++++ The input ++++

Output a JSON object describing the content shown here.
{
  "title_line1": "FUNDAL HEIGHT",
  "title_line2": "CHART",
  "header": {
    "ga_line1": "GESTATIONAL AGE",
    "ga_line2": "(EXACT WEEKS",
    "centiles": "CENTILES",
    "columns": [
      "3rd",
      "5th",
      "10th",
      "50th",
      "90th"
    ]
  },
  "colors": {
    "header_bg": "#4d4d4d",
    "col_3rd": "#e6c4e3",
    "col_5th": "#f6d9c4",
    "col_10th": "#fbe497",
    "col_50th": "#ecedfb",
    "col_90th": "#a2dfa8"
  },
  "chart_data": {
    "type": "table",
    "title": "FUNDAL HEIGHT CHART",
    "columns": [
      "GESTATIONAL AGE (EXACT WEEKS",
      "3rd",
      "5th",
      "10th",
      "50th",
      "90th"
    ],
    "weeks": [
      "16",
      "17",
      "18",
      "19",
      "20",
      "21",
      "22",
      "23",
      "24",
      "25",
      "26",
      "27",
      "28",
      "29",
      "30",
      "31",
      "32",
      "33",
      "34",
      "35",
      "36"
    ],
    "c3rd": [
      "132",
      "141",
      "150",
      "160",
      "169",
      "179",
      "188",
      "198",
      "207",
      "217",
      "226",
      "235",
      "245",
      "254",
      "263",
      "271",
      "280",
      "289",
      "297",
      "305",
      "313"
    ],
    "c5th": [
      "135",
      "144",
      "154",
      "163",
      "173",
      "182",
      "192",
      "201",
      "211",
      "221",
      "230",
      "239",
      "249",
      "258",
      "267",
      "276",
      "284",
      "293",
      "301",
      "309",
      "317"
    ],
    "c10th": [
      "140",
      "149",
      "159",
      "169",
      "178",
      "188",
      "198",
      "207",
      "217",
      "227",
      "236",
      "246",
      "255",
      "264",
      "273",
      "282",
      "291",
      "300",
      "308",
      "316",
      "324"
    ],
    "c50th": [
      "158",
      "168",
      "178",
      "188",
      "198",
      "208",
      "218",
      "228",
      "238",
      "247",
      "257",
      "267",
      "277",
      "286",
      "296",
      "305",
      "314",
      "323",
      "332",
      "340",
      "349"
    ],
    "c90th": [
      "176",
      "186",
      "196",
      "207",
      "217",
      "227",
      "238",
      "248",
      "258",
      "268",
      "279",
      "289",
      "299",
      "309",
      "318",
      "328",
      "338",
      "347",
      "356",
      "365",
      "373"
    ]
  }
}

++++

_Short task:_ Filter the records above and return every line that holds the word "EXACT".

_The solution:_
    "ga_line2": "(EXACT WEEKS",
      "GESTATIONAL AGE (EXACT WEEKS",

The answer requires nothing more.